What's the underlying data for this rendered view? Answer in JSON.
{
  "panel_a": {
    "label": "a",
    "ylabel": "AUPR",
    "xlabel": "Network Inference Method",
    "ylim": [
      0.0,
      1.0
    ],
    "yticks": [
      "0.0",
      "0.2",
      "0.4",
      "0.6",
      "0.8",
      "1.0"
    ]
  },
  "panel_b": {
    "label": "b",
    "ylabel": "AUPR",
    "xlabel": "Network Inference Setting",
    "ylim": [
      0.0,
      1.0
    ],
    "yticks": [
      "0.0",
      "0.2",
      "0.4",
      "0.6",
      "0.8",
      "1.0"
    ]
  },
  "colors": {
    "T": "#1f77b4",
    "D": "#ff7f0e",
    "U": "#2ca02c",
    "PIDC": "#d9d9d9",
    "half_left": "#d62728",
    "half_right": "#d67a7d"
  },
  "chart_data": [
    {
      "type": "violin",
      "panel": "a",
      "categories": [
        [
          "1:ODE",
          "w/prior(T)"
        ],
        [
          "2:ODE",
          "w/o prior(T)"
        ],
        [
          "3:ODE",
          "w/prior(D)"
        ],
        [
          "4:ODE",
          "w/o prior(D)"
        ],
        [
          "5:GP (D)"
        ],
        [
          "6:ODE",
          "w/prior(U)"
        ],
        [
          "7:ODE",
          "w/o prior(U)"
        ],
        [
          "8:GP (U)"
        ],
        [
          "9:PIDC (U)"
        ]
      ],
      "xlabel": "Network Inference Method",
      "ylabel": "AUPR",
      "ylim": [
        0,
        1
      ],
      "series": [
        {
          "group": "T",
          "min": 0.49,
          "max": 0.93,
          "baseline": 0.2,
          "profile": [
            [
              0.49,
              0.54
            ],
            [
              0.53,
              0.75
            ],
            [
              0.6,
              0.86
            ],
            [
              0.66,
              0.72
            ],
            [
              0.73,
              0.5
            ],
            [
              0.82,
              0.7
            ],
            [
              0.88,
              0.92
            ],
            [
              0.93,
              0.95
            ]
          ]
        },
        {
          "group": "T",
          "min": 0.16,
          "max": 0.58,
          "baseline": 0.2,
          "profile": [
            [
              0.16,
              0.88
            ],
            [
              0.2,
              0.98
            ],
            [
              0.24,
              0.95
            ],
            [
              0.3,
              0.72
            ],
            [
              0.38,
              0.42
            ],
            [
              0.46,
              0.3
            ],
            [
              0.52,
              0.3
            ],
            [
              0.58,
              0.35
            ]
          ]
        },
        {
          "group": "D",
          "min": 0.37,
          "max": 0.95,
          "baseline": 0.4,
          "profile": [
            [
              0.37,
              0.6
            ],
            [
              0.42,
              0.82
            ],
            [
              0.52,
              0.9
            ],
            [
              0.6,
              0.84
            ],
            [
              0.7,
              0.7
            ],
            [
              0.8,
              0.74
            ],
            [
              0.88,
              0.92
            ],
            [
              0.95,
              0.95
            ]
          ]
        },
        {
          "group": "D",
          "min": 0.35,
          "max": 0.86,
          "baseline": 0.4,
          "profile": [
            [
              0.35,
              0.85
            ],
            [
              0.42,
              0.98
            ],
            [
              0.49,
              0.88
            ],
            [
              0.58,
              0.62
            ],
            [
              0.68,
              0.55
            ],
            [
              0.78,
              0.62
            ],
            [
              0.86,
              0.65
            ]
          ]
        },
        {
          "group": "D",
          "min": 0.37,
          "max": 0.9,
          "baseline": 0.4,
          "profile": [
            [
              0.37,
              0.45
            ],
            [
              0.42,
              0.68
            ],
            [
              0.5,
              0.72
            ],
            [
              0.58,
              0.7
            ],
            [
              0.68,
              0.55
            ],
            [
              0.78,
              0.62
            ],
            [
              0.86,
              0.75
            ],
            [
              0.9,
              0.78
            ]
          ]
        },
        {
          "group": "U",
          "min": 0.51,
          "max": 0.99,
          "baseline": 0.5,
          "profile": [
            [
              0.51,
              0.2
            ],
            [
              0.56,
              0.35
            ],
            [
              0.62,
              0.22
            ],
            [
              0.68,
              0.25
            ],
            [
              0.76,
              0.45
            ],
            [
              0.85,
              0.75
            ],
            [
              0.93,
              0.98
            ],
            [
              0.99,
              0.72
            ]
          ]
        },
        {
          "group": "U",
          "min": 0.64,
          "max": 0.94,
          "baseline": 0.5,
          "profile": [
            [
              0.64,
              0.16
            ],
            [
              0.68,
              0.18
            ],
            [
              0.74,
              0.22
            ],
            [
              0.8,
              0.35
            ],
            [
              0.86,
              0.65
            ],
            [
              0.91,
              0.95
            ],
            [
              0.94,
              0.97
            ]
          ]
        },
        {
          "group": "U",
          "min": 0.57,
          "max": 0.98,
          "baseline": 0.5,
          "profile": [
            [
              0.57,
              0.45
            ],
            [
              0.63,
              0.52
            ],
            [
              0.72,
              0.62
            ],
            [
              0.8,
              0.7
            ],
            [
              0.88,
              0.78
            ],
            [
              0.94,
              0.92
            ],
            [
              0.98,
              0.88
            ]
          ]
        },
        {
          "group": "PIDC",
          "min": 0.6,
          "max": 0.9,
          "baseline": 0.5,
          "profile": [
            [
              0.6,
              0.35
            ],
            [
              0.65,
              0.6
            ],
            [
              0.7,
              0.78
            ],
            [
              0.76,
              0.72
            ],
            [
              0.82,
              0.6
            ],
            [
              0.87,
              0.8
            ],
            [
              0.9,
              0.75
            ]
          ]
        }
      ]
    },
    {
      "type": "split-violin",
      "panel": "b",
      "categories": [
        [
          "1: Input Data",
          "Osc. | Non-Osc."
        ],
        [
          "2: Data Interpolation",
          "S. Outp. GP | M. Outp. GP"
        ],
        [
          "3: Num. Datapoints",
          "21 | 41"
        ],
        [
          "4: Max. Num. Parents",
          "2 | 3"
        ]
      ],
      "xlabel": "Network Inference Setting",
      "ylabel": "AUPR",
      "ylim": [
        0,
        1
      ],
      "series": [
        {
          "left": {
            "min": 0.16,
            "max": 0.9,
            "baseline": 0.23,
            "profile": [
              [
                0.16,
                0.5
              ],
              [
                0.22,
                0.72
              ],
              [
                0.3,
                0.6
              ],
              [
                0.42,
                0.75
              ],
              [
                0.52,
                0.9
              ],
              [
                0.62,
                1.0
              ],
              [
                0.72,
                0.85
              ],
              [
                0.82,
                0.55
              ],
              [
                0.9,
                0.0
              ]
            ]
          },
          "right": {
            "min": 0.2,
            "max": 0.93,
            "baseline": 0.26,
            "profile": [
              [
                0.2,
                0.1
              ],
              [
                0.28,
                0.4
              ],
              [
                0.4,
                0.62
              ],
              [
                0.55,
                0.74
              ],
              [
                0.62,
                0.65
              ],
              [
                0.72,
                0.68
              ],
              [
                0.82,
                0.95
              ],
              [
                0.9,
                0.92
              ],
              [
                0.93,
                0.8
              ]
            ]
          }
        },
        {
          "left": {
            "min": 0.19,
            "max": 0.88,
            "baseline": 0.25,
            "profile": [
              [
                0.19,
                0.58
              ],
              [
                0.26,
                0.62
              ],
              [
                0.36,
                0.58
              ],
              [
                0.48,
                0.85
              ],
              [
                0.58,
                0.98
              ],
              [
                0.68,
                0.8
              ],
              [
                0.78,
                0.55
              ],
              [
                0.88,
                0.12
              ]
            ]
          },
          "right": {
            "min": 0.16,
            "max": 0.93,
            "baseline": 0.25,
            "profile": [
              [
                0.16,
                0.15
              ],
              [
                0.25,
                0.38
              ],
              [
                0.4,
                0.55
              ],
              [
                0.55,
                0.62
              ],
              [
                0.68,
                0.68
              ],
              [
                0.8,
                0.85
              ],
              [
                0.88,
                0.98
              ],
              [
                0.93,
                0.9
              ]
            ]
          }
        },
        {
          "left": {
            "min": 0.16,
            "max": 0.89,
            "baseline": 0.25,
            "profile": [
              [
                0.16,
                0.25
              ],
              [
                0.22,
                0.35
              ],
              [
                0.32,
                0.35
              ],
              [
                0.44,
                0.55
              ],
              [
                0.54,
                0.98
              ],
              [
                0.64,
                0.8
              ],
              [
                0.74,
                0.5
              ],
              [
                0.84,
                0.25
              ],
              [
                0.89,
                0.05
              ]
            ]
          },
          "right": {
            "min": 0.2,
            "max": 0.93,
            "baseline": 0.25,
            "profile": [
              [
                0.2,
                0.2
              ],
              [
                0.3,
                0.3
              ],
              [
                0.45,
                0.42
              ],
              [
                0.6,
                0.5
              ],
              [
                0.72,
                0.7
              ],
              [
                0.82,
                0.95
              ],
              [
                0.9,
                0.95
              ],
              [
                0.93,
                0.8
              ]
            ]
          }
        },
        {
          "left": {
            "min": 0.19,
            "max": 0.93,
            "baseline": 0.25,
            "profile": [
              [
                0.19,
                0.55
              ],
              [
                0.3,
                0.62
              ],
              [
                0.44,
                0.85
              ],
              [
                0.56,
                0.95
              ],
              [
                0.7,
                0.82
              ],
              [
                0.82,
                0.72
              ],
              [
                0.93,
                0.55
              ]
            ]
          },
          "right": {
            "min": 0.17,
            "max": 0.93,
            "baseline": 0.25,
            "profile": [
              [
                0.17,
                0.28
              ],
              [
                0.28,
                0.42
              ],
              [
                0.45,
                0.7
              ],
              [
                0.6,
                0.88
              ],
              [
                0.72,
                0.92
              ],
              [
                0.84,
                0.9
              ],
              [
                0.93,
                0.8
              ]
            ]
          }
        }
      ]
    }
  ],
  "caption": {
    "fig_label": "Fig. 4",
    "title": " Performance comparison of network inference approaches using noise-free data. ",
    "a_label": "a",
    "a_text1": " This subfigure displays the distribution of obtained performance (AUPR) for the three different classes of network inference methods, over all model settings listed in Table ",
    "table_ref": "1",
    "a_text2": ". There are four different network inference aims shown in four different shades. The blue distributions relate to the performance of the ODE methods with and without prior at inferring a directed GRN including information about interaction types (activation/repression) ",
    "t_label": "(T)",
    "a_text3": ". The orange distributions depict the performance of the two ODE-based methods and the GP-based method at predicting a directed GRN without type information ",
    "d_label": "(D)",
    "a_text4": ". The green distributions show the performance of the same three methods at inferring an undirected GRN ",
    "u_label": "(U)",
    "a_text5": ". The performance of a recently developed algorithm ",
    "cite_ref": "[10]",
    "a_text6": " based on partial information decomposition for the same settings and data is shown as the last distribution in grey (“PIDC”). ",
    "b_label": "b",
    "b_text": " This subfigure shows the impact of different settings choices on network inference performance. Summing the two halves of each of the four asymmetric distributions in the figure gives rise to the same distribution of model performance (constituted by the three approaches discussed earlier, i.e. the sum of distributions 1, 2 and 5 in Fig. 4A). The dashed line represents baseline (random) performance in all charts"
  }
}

▸ **STATED TASK**: Find each line holding the string "four" and copy it out.

▸ **SOLUTION**:
    "a_text2": ". There are four different network inference aims shown in four different shades. The blue distributions relate to the performance of the ODE methods with and without prior at inferring a directed GRN including information about interaction types (activation/repression) ",
    "b_text": " This subfigure shows the impact of different settings choices on network inference performance. Summing the two halves of each of the four asymmetric distributions in the figure gives rise to the same distribution of model performance (constituted by the three approaches discussed earlier, i.e. the sum of distributions 1, 2 and 5 in Fig. 4A). The dashed line represents baseline (random) performance in all charts"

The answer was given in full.